[START Source data]

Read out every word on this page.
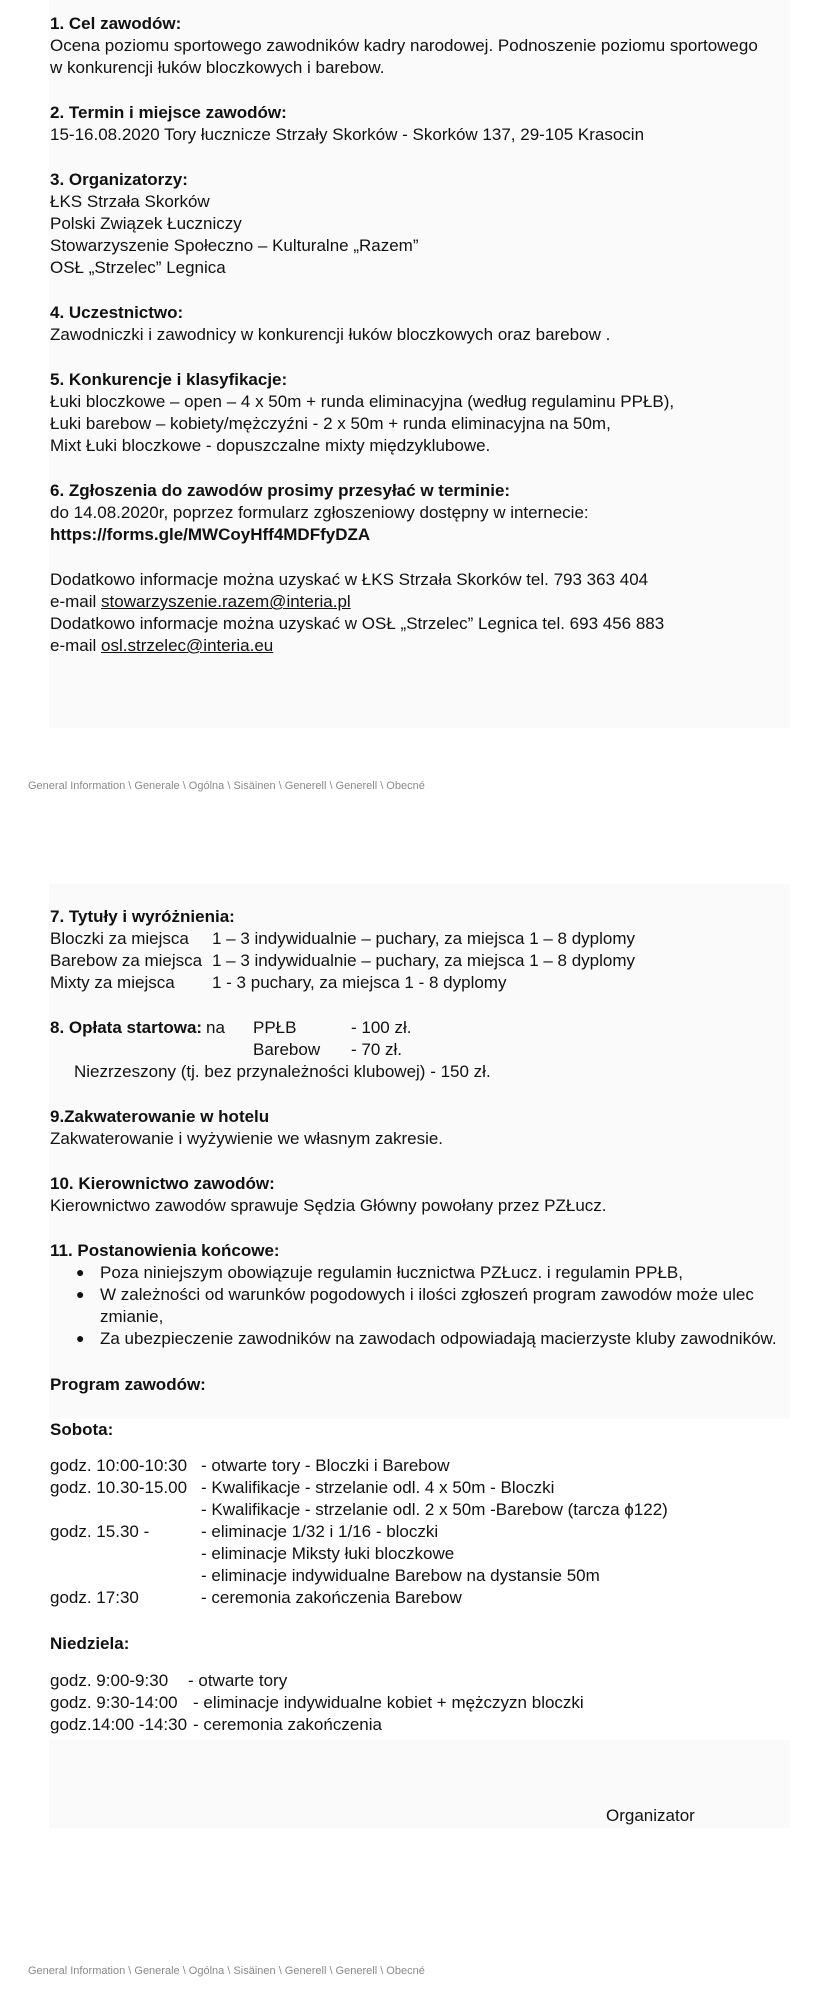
1. Cel zawodów:
Ocena poziomu sportowego zawodników kadry narodowej. Podnoszenie poziomu sportowego
w konkurencji łuków bloczkowych i barebow.
2. Termin i miejsce zawodów:
15-16.08.2020 Tory łucznicze Strzały Skorków - Skorków 137, 29-105 Krasocin
3. Organizatorzy:
ŁKS Strzała Skorków
Polski Związek Łuczniczy
Stowarzyszenie Społeczno – Kulturalne „Razem”
OSŁ „Strzelec” Legnica
4. Uczestnictwo:
Zawodniczki i zawodnicy w konkurencji łuków bloczkowych oraz barebow .
5. Konkurencje i klasyfikacje:
Łuki bloczkowe – open – 4 x 50m + runda eliminacyjna (według regulaminu PPŁB),
Łuki barebow – kobiety/mężczyźni - 2 x 50m + runda eliminacyjna na 50m,
Mixt Łuki bloczkowe - dopuszczalne mixty międzyklubowe.
6. Zgłoszenia do zawodów prosimy przesyłać w terminie:
do 14.08.2020r, poprzez formularz zgłoszeniowy dostępny w internecie:
https://forms.gle/MWCoyHff4MDFfyDZA
Dodatkowo informacje można uzyskać w ŁKS Strzała Skorków tel. 793 363 404
e-mail stowarzyszenie.razem@interia.pl
Dodatkowo informacje można uzyskać w OSŁ „Strzelec” Legnica tel. 693 456 883
e-mail osl.strzelec@interia.eu
General Information \ Generale \ Ogólna \ Sisäinen \ Generell \ Generell \ Obecné
7. Tytuły i wyróżnienia:
Bloczki za miejsca 1 – 3 indywidualnie – puchary, za miejsca 1 – 8 dyplomy
Barebow za miejsca 1 – 3 indywidualnie – puchary, za miejsca 1 – 8 dyplomy
Mixty za miejsca 1 - 3 puchary, za miejsca 1 - 8 dyplomy
8. Opłata startowa: na PPŁB	- 100 zł.
Barebow - 70 zł.
Niezrzeszony (tj. bez przynależności klubowej) - 150 zł.
9.Zakwaterowanie w hotelu
Zakwaterowanie i wyżywienie we własnym zakresie.
10. Kierownictwo zawodów:
Kierownictwo zawodów sprawuje Sędzia Główny powołany przez PZŁucz.
11. Postanowienia końcowe:
● Poza niniejszym obowiązuje regulamin łucznictwa PZŁucz. i regulamin PPŁB,
● W zależności od warunków pogodowych i ilości zgłoszeń program zawodów może ulec
zmianie,
● Za ubezpieczenie zawodników na zawodach odpowiadają macierzyste kluby zawodników.
Program zawodów:
Sobota:
godz. 10:00-10:30 - otwarte tory - Bloczki i Barebow
godz. 10.30-15.00 - Kwalifikacje - strzelanie odl. 4 x 50m - Bloczki
- Kwalifikacje - strzelanie odl. 2 x 50m -Barebow (tarcza ϕ122)
godz. 15.30 -	- eliminacje 1/32 i 1/16 - bloczki
- eliminacje Miksty łuki bloczkowe
- eliminacje indywidualne Barebow na dystansie 50m
godz. 17:30	- ceremonia zakończenia Barebow
Niedziela:
godz. 9:00-9:30 - otwarte tory
godz. 9:30-14:00 - eliminacje indywidualne kobiet + mężczyzn bloczki
godz.14:00 -14:30 - ceremonia zakończenia
Organizator
General Information \ Generale \ Ogólna \ Sisäinen \ Generell \ Generell \ Obecné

[END Source data]

■ Problem:
Copy the whole of the material above exactly, but not its images.

■ Answer for the task:
Read out every word on this page.
1. Cel zawodów:
Ocena poziomu sportowego zawodników kadry narodowej. Podnoszenie poziomu sportowego
w konkurencji łuków bloczkowych i barebow.
2. Termin i miejsce zawodów:
15-16.08.2020 Tory łucznicze Strzały Skorków - Skorków 137, 29-105 Krasocin
3. Organizatorzy:
ŁKS Strzała Skorków
Polski Związek Łuczniczy
Stowarzyszenie Społeczno – Kulturalne „Razem”
OSŁ „Strzelec” Legnica
4. Uczestnictwo:
Zawodniczki i zawodnicy w konkurencji łuków bloczkowych oraz barebow .
5. Konkurencje i klasyfikacje:
Łuki bloczkowe – open – 4 x 50m + runda eliminacyjna (według regulaminu PPŁB),
Łuki barebow – kobiety/mężczyźni - 2 x 50m + runda eliminacyjna na 50m,
Mixt Łuki bloczkowe - dopuszczalne mixty międzyklubowe.
6. Zgłoszenia do zawodów prosimy przesyłać w terminie:
do 14.08.2020r, poprzez formularz zgłoszeniowy dostępny w internecie:
https://forms.gle/MWCoyHff4MDFfyDZA
Dodatkowo informacje można uzyskać w ŁKS Strzała Skorków tel. 793 363 404
e-mail stowarzyszenie.razem@interia.pl
Dodatkowo informacje można uzyskać w OSŁ „Strzelec” Legnica tel. 693 456 883
e-mail osl.strzelec@interia.eu
General Information \ Generale \ Ogólna \ Sisäinen \ Generell \ Generell \ Obecné
7. Tytuły i wyróżnienia:
Bloczki za miejsca 1 – 3 indywidualnie – puchary, za miejsca 1 – 8 dyplomy
Barebow za miejsca 1 – 3 indywidualnie – puchary, za miejsca 1 – 8 dyplomy
Mixty za miejsca 1 - 3 puchary, za miejsca 1 - 8 dyplomy
8. Opłata startowa: na PPŁB	- 100 zł.
Barebow - 70 zł.
Niezrzeszony (tj. bez przynależności klubowej) - 150 zł.
9.Zakwaterowanie w hotelu
Zakwaterowanie i wyżywienie we własnym zakresie.
10. Kierownictwo zawodów:
Kierownictwo zawodów sprawuje Sędzia Główny powołany przez PZŁucz.
11. Postanowienia końcowe:
● Poza niniejszym obowiązuje regulamin łucznictwa PZŁucz. i regulamin PPŁB,
● W zależności od warunków pogodowych i ilości zgłoszeń program zawodów może ulec
zmianie,
● Za ubezpieczenie zawodników na zawodach odpowiadają macierzyste kluby zawodników.
Program zawodów:
Sobota:
godz. 10:00-10:30 - otwarte tory - Bloczki i Barebow
godz. 10.30-15.00 - Kwalifikacje - strzelanie odl. 4 x 50m - Bloczki
- Kwalifikacje - strzelanie odl. 2 x 50m -Barebow (tarcza ϕ122)
godz. 15.30 -	- eliminacje 1/32 i 1/16 - bloczki
- eliminacje Miksty łuki bloczkowe
- eliminacje indywidualne Barebow na dystansie 50m
godz. 17:30	- ceremonia zakończenia Barebow
Niedziela:
godz. 9:00-9:30 - otwarte tory
godz. 9:30-14:00 - eliminacje indywidualne kobiet + mężczyzn bloczki
godz.14:00 -14:30 - ceremonia zakończenia
Organizator
General Information \ Generale \ Ogólna \ Sisäinen \ Generell \ Generell \ Obecné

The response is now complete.